──────── Exercise inputs ────────

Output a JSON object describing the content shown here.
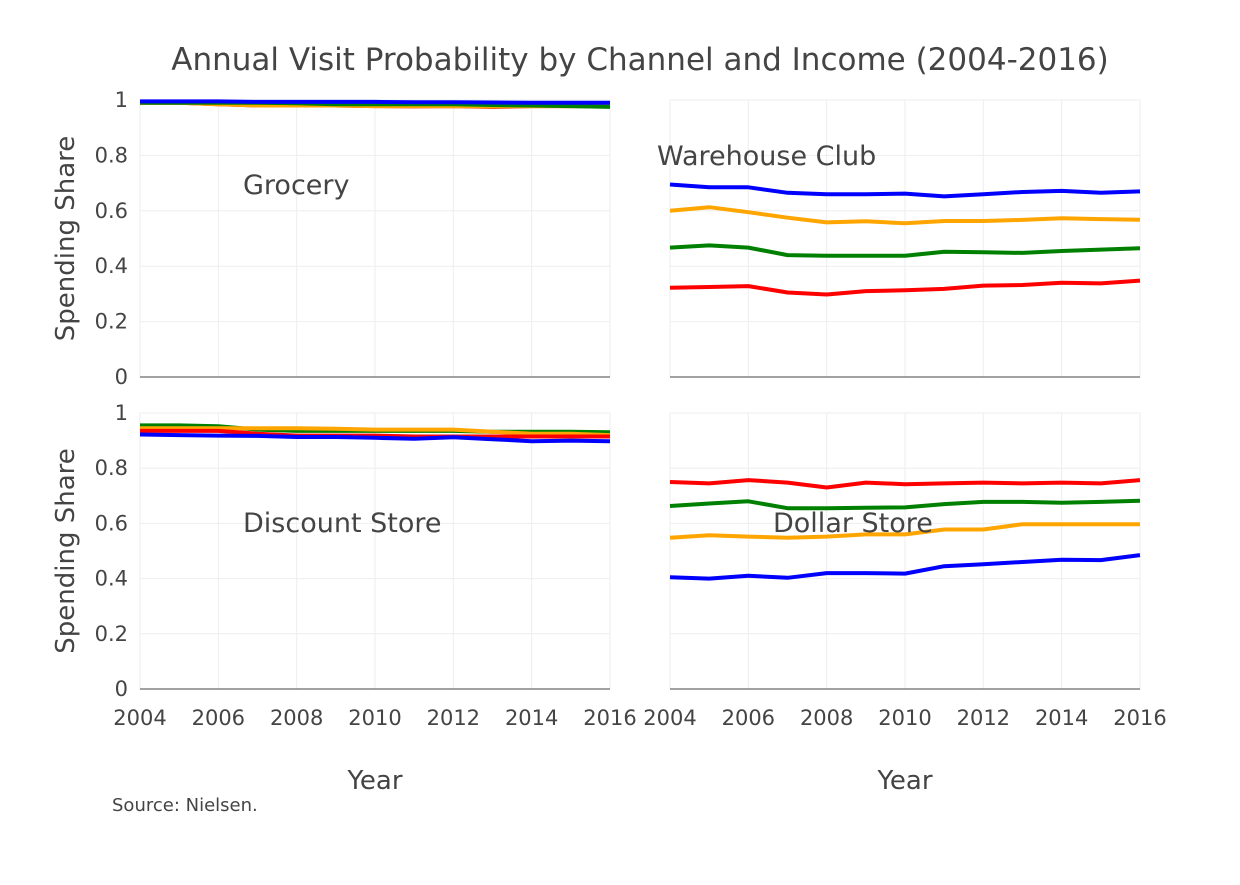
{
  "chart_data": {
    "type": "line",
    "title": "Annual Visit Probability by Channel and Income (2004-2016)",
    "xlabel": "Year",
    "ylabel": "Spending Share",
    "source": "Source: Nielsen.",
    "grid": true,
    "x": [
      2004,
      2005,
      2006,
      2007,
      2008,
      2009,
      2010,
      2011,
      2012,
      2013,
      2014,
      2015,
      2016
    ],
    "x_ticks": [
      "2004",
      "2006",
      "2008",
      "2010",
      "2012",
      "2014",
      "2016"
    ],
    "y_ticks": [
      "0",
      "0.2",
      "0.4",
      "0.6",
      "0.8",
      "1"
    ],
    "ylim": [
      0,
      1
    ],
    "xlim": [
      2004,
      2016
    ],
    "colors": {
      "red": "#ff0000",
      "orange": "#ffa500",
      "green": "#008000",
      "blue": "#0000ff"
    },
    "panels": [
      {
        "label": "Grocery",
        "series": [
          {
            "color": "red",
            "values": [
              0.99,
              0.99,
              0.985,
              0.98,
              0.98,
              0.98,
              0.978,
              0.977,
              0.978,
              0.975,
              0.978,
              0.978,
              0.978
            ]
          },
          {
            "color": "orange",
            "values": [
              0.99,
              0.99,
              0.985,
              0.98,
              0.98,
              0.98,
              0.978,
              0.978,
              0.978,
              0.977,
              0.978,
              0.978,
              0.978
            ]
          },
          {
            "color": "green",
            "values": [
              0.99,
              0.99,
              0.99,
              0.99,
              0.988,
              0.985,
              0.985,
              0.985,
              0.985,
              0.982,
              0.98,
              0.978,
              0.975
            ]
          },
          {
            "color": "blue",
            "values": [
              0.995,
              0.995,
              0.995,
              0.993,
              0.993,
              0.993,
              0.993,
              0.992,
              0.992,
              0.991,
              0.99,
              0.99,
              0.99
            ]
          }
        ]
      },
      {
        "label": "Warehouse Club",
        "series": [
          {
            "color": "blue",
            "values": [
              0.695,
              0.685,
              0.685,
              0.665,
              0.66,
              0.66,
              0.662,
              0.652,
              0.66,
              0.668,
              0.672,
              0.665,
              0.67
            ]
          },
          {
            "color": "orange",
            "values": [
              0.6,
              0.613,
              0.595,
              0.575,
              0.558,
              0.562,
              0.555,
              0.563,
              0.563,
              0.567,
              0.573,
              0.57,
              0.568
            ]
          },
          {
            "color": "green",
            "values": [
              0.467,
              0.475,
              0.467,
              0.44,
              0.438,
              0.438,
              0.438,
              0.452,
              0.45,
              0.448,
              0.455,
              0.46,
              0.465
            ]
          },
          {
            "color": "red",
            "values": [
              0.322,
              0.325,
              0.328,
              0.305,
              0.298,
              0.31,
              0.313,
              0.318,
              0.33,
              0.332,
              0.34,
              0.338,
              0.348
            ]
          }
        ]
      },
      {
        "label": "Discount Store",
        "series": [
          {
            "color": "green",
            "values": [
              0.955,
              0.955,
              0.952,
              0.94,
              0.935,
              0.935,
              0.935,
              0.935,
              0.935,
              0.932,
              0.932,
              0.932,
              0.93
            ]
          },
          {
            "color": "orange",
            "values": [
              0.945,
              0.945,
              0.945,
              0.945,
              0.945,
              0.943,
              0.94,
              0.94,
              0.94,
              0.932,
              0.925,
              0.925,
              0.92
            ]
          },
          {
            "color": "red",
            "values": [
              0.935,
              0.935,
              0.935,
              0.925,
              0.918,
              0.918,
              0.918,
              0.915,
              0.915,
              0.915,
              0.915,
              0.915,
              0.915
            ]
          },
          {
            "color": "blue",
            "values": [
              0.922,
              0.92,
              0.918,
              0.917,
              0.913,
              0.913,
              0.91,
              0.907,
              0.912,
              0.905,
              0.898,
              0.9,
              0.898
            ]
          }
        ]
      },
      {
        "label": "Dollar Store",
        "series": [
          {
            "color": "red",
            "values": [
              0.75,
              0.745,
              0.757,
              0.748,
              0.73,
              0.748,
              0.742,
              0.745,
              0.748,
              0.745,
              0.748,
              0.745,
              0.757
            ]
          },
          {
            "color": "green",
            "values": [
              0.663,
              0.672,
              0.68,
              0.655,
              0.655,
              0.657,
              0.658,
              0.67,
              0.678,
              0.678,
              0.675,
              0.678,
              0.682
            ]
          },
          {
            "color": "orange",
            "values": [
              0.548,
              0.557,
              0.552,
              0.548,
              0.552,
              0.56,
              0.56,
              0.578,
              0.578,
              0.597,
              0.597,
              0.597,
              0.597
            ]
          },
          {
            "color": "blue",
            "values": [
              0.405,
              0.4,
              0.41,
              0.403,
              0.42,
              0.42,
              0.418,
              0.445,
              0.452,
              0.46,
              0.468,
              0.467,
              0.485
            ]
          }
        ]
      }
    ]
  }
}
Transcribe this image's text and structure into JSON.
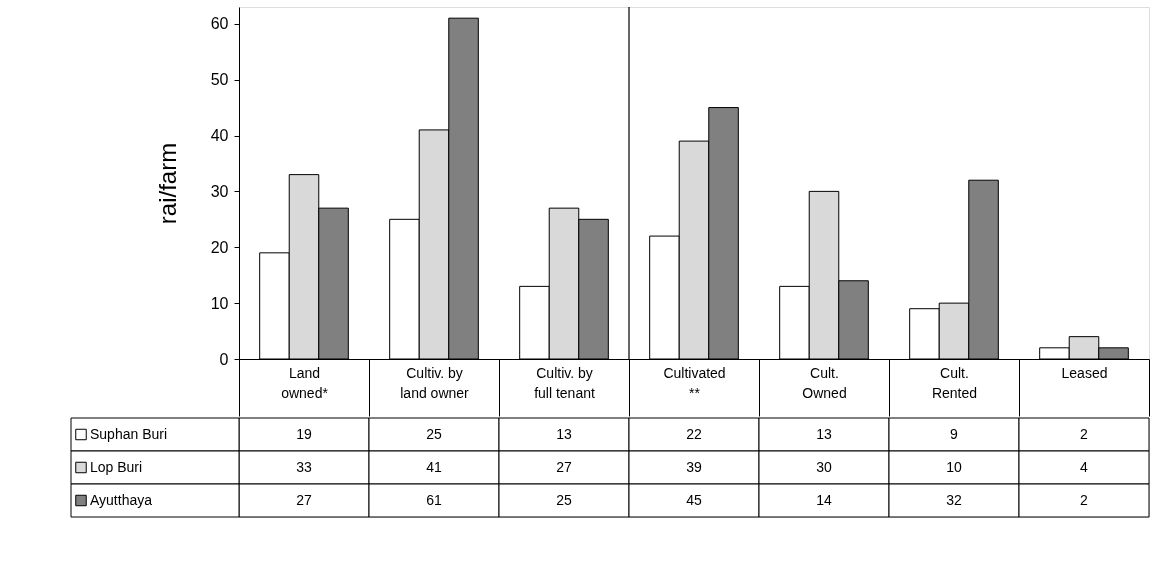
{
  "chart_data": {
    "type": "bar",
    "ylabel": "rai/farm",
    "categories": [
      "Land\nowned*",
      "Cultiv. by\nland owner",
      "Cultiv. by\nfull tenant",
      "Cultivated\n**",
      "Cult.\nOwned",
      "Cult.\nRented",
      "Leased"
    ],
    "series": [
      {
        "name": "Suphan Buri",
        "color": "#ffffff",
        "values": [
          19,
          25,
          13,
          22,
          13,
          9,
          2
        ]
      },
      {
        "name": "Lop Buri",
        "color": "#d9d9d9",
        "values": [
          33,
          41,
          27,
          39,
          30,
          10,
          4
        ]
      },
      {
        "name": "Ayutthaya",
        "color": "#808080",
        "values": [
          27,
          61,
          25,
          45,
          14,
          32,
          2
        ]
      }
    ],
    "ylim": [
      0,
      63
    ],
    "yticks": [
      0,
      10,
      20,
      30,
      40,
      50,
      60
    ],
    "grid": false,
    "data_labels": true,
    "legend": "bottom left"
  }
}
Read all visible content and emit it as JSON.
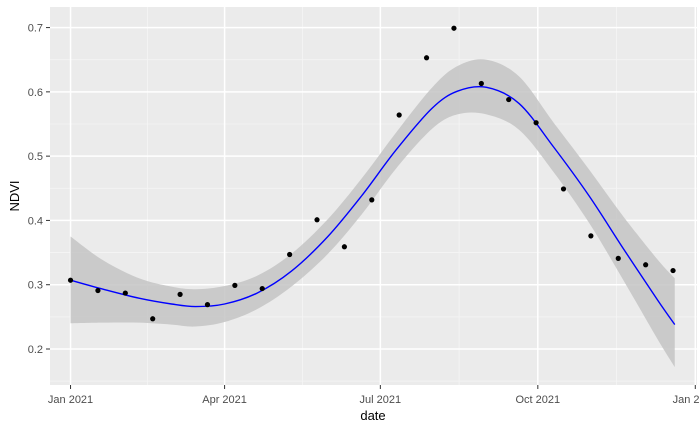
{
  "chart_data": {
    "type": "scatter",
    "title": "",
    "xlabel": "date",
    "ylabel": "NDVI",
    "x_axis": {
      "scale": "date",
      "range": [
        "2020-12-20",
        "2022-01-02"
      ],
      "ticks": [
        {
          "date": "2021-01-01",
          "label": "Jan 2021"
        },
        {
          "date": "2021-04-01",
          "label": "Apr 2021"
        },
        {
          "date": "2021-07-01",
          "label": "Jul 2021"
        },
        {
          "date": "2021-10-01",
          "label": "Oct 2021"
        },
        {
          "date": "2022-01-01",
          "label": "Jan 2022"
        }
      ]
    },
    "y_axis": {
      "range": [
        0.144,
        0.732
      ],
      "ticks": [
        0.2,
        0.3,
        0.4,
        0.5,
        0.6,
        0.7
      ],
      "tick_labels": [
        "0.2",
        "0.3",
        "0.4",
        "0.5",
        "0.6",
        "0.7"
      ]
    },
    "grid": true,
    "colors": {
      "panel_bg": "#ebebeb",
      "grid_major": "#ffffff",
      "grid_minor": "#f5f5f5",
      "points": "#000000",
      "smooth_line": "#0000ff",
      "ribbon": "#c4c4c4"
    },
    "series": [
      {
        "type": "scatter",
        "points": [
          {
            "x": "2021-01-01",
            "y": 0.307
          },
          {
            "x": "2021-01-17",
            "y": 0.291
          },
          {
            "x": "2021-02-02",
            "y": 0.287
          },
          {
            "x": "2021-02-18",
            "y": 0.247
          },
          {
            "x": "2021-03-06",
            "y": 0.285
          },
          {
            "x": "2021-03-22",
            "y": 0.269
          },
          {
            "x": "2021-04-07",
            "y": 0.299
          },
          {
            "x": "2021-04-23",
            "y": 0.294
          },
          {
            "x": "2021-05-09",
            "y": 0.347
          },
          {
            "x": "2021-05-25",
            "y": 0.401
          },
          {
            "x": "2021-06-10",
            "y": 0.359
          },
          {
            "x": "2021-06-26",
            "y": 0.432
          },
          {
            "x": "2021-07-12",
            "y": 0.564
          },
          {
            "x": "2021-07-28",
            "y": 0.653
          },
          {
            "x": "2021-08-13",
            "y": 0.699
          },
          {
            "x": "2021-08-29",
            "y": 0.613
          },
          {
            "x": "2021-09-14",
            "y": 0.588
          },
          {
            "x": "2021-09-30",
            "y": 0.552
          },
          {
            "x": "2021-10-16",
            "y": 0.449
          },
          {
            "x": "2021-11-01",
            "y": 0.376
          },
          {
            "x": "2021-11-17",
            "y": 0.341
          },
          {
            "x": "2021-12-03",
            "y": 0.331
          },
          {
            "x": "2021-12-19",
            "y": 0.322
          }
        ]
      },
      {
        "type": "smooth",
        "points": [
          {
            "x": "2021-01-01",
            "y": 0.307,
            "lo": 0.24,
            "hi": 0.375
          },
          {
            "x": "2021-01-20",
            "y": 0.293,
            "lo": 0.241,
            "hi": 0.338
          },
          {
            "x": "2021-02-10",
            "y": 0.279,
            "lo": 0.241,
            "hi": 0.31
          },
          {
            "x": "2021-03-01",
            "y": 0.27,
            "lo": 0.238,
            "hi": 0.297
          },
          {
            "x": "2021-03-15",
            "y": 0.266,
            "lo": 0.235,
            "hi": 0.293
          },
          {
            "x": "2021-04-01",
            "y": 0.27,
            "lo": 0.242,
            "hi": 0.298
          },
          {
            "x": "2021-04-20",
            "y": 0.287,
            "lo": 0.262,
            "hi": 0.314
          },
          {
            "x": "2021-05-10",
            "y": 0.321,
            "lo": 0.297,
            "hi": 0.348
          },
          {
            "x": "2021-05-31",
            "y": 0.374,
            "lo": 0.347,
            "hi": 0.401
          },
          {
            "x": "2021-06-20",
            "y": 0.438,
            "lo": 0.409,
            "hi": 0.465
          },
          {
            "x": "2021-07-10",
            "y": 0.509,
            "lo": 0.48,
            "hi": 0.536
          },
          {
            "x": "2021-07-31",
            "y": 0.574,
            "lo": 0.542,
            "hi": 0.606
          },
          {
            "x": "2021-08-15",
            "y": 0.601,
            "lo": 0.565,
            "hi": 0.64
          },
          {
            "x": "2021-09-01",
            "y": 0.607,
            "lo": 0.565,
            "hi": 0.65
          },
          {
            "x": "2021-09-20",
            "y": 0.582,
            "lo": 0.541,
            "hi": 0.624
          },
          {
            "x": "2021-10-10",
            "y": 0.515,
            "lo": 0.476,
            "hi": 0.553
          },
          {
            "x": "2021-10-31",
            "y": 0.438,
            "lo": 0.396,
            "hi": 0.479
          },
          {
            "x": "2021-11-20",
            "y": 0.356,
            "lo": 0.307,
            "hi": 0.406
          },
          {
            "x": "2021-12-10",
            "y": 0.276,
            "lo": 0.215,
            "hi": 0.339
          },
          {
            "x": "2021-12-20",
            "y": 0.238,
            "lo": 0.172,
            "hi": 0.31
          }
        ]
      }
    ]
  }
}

────────

# Exercise:
Copy each line containing the word "Store" from the data.

# In response:
        "label": "Discount Store",
        "label": "Dollar Store",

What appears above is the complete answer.